[start of SUPPLIED INFORMATION]

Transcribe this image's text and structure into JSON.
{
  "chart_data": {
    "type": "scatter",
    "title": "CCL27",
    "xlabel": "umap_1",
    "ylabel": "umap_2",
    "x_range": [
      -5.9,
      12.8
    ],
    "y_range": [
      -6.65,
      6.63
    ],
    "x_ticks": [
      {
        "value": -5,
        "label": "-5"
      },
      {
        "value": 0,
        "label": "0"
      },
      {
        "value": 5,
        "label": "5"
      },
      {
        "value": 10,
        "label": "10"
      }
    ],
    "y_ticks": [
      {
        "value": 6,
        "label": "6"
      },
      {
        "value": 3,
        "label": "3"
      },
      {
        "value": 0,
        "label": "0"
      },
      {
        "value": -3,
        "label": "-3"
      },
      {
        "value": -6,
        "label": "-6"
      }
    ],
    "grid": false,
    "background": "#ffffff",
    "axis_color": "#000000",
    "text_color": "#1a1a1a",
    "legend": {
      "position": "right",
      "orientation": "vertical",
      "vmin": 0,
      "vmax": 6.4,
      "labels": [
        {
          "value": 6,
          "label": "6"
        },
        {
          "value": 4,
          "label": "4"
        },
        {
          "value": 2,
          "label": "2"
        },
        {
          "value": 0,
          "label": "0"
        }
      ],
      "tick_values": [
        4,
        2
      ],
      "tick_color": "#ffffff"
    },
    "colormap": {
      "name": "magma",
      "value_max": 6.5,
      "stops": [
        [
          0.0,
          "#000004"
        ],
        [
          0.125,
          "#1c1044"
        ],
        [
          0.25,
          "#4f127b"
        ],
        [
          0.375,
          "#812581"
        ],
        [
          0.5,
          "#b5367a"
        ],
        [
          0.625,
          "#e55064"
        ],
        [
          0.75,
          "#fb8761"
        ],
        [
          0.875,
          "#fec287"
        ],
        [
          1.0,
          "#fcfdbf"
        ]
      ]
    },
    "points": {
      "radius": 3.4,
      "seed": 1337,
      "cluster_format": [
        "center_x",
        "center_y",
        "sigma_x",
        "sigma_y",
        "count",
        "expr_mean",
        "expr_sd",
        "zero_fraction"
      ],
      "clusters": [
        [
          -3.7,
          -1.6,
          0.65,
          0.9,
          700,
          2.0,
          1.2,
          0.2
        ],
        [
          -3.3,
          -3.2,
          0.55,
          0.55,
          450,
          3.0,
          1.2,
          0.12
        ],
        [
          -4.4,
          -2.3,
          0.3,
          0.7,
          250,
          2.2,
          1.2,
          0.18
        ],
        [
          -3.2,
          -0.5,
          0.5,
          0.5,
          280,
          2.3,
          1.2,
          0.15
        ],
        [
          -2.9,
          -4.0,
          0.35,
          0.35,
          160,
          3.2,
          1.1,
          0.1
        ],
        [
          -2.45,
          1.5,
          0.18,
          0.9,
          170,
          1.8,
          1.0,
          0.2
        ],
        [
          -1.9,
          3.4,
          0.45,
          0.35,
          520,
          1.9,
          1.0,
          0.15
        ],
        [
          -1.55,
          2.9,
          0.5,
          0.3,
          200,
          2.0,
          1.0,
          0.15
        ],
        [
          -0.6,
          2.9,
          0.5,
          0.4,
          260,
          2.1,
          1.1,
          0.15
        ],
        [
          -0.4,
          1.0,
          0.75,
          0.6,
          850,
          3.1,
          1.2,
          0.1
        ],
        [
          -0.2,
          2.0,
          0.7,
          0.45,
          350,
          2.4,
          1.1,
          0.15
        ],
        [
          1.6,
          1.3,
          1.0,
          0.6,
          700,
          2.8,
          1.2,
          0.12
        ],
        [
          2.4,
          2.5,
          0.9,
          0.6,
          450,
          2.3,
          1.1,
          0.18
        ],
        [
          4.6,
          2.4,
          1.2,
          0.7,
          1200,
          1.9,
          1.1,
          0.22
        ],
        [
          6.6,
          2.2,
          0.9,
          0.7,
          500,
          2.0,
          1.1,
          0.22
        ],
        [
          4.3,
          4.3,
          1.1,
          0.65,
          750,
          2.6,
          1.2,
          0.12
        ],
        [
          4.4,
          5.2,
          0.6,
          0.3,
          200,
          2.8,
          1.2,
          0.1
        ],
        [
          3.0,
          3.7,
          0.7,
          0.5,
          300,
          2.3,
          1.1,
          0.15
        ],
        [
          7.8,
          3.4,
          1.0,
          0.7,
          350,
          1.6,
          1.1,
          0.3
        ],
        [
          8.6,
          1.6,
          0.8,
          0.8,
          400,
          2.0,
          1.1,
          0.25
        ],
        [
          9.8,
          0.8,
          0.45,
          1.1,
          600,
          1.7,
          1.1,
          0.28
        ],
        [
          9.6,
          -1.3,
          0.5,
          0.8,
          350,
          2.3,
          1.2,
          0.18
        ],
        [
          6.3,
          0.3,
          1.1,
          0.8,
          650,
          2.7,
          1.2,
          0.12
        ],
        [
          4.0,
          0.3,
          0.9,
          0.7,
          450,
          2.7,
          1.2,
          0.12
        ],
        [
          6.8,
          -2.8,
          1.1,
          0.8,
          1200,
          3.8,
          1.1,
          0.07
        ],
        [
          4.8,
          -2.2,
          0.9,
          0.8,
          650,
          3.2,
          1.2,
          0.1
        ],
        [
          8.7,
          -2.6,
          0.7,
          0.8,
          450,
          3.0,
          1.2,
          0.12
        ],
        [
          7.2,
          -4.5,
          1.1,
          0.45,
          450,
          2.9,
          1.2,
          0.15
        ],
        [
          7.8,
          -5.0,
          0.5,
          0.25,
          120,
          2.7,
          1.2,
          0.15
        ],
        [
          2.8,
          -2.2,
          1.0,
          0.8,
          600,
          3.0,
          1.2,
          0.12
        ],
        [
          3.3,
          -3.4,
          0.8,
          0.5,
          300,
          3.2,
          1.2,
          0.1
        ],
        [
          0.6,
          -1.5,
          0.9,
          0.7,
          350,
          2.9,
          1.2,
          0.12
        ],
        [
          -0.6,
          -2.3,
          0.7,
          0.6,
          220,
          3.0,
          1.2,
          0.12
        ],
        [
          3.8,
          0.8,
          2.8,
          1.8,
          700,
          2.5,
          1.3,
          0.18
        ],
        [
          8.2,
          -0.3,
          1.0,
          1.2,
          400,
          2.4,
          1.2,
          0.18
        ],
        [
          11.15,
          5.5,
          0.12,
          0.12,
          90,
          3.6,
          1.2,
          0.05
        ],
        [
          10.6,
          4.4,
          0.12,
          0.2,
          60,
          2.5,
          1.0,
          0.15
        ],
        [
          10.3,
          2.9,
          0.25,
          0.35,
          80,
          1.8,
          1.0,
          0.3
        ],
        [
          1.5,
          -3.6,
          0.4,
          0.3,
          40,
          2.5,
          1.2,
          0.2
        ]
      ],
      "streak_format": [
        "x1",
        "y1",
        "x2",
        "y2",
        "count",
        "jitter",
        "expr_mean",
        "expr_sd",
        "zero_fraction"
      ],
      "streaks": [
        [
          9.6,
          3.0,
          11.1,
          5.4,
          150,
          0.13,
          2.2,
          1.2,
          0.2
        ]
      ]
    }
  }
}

[end of SUPPLIED INFORMATION]

PROBLEM STATEMENT:
Extract the complete data, matching each line exactly.

RESPONSE TO THE TASK:
Transcribe this image's text and structure into JSON.
{
  "chart_data": {
    "type": "scatter",
    "title": "CCL27",
    "xlabel": "umap_1",
    "ylabel": "umap_2",
    "x_range": [
      -5.9,
      12.8
    ],
    "y_range": [
      -6.65,
      6.63
    ],
    "x_ticks": [
      {
        "value": -5,
        "label": "-5"
      },
      {
        "value": 0,
        "label": "0"
      },
      {
        "value": 5,
        "label": "5"
      },
      {
        "value": 10,
        "label": "10"
      }
    ],
    "y_ticks": [
      {
        "value": 6,
        "label": "6"
      },
      {
        "value": 3,
        "label": "3"
      },
      {
        "value": 0,
        "label": "0"
      },
      {
        "value": -3,
        "label": "-3"
      },
      {
        "value": -6,
        "label": "-6"
      }
    ],
    "grid": false,
    "background": "#ffffff",
    "axis_color": "#000000",
    "text_color": "#1a1a1a",
    "legend": {
      "position": "right",
      "orientation": "vertical",
      "vmin": 0,
      "vmax": 6.4,
      "labels": [
        {
          "value": 6,
          "label": "6"
        },
        {
          "value": 4,
          "label": "4"
        },
        {
          "value": 2,
          "label": "2"
        },
        {
          "value": 0,
          "label": "0"
        }
      ],
      "tick_values": [
        4,
        2
      ],
      "tick_color": "#ffffff"
    },
    "colormap": {
      "name": "magma",
      "value_max": 6.5,
      "stops": [
        [
          0.0,
          "#000004"
        ],
        [
          0.125,
          "#1c1044"
        ],
        [
          0.25,
          "#4f127b"
        ],
        [
          0.375,
          "#812581"
        ],
        [
          0.5,
          "#b5367a"
        ],
        [
          0.625,
          "#e55064"
        ],
        [
          0.75,
          "#fb8761"
        ],
        [
          0.875,
          "#fec287"
        ],
        [
          1.0,
          "#fcfdbf"
        ]
      ]
    },
    "points": {
      "radius": 3.4,
      "seed": 1337,
      "cluster_format": [
        "center_x",
        "center_y",
        "sigma_x",
        "sigma_y",
        "count",
        "expr_mean",
        "expr_sd",
        "zero_fraction"
      ],
      "clusters": [
        [
          -3.7,
          -1.6,
          0.65,
          0.9,
          700,
          2.0,
          1.2,
          0.2
        ],
        [
          -3.3,
          -3.2,
          0.55,
          0.55,
          450,
          3.0,
          1.2,
          0.12
        ],
        [
          -4.4,
          -2.3,
          0.3,
          0.7,
          250,
          2.2,
          1.2,
          0.18
        ],
        [
          -3.2,
          -0.5,
          0.5,
          0.5,
          280,
          2.3,
          1.2,
          0.15
        ],
        [
          -2.9,
          -4.0,
          0.35,
          0.35,
          160,
          3.2,
          1.1,
          0.1
        ],
        [
          -2.45,
          1.5,
          0.18,
          0.9,
          170,
          1.8,
          1.0,
          0.2
        ],
        [
          -1.9,
          3.4,
          0.45,
          0.35,
          520,
          1.9,
          1.0,
          0.15
        ],
        [
          -1.55,
          2.9,
          0.5,
          0.3,
          200,
          2.0,
          1.0,
          0.15
        ],
        [
          -0.6,
          2.9,
          0.5,
          0.4,
          260,
          2.1,
          1.1,
          0.15
        ],
        [
          -0.4,
          1.0,
          0.75,
          0.6,
          850,
          3.1,
          1.2,
          0.1
        ],
        [
          -0.2,
          2.0,
          0.7,
          0.45,
          350,
          2.4,
          1.1,
          0.15
        ],
        [
          1.6,
          1.3,
          1.0,
          0.6,
          700,
          2.8,
          1.2,
          0.12
        ],
        [
          2.4,
          2.5,
          0.9,
          0.6,
          450,
          2.3,
          1.1,
          0.18
        ],
        [
          4.6,
          2.4,
          1.2,
          0.7,
          1200,
          1.9,
          1.1,
          0.22
        ],
        [
          6.6,
          2.2,
          0.9,
          0.7,
          500,
          2.0,
          1.1,
          0.22
        ],
        [
          4.3,
          4.3,
          1.1,
          0.65,
          750,
          2.6,
          1.2,
          0.12
        ],
        [
          4.4,
          5.2,
          0.6,
          0.3,
          200,
          2.8,
          1.2,
          0.1
        ],
        [
          3.0,
          3.7,
          0.7,
          0.5,
          300,
          2.3,
          1.1,
          0.15
        ],
        [
          7.8,
          3.4,
          1.0,
          0.7,
          350,
          1.6,
          1.1,
          0.3
        ],
        [
          8.6,
          1.6,
          0.8,
          0.8,
          400,
          2.0,
          1.1,
          0.25
        ],
        [
          9.8,
          0.8,
          0.45,
          1.1,
          600,
          1.7,
          1.1,
          0.28
        ],
        [
          9.6,
          -1.3,
          0.5,
          0.8,
          350,
          2.3,
          1.2,
          0.18
        ],
        [
          6.3,
          0.3,
          1.1,
          0.8,
          650,
          2.7,
          1.2,
          0.12
        ],
        [
          4.0,
          0.3,
          0.9,
          0.7,
          450,
          2.7,
          1.2,
          0.12
        ],
        [
          6.8,
          -2.8,
          1.1,
          0.8,
          1200,
          3.8,
          1.1,
          0.07
        ],
        [
          4.8,
          -2.2,
          0.9,
          0.8,
          650,
          3.2,
          1.2,
          0.1
        ],
        [
          8.7,
          -2.6,
          0.7,
          0.8,
          450,
          3.0,
          1.2,
          0.12
        ],
        [
          7.2,
          -4.5,
          1.1,
          0.45,
          450,
          2.9,
          1.2,
          0.15
        ],
        [
          7.8,
          -5.0,
          0.5,
          0.25,
          120,
          2.7,
          1.2,
          0.15
        ],
        [
          2.8,
          -2.2,
          1.0,
          0.8,
          600,
          3.0,
          1.2,
          0.12
        ],
        [
          3.3,
          -3.4,
          0.8,
          0.5,
          300,
          3.2,
          1.2,
          0.1
        ],
        [
          0.6,
          -1.5,
          0.9,
          0.7,
          350,
          2.9,
          1.2,
          0.12
        ],
        [
          -0.6,
          -2.3,
          0.7,
          0.6,
          220,
          3.0,
          1.2,
          0.12
        ],
        [
          3.8,
          0.8,
          2.8,
          1.8,
          700,
          2.5,
          1.3,
          0.18
        ],
        [
          8.2,
          -0.3,
          1.0,
          1.2,
          400,
          2.4,
          1.2,
          0.18
        ],
        [
          11.15,
          5.5,
          0.12,
          0.12,
          90,
          3.6,
          1.2,
          0.05
        ],
        [
          10.6,
          4.4,
          0.12,
          0.2,
          60,
          2.5,
          1.0,
          0.15
        ],
        [
          10.3,
          2.9,
          0.25,
          0.35,
          80,
          1.8,
          1.0,
          0.3
        ],
        [
          1.5,
          -3.6,
          0.4,
          0.3,
          40,
          2.5,
          1.2,
          0.2
        ]
      ],
      "streak_format": [
        "x1",
        "y1",
        "x2",
        "y2",
        "count",
        "jitter",
        "expr_mean",
        "expr_sd",
        "zero_fraction"
      ],
      "streaks": [
        [
          9.6,
          3.0,
          11.1,
          5.4,
          150,
          0.13,
          2.2,
          1.2,
          0.2
        ]
      ]
    }
  }
}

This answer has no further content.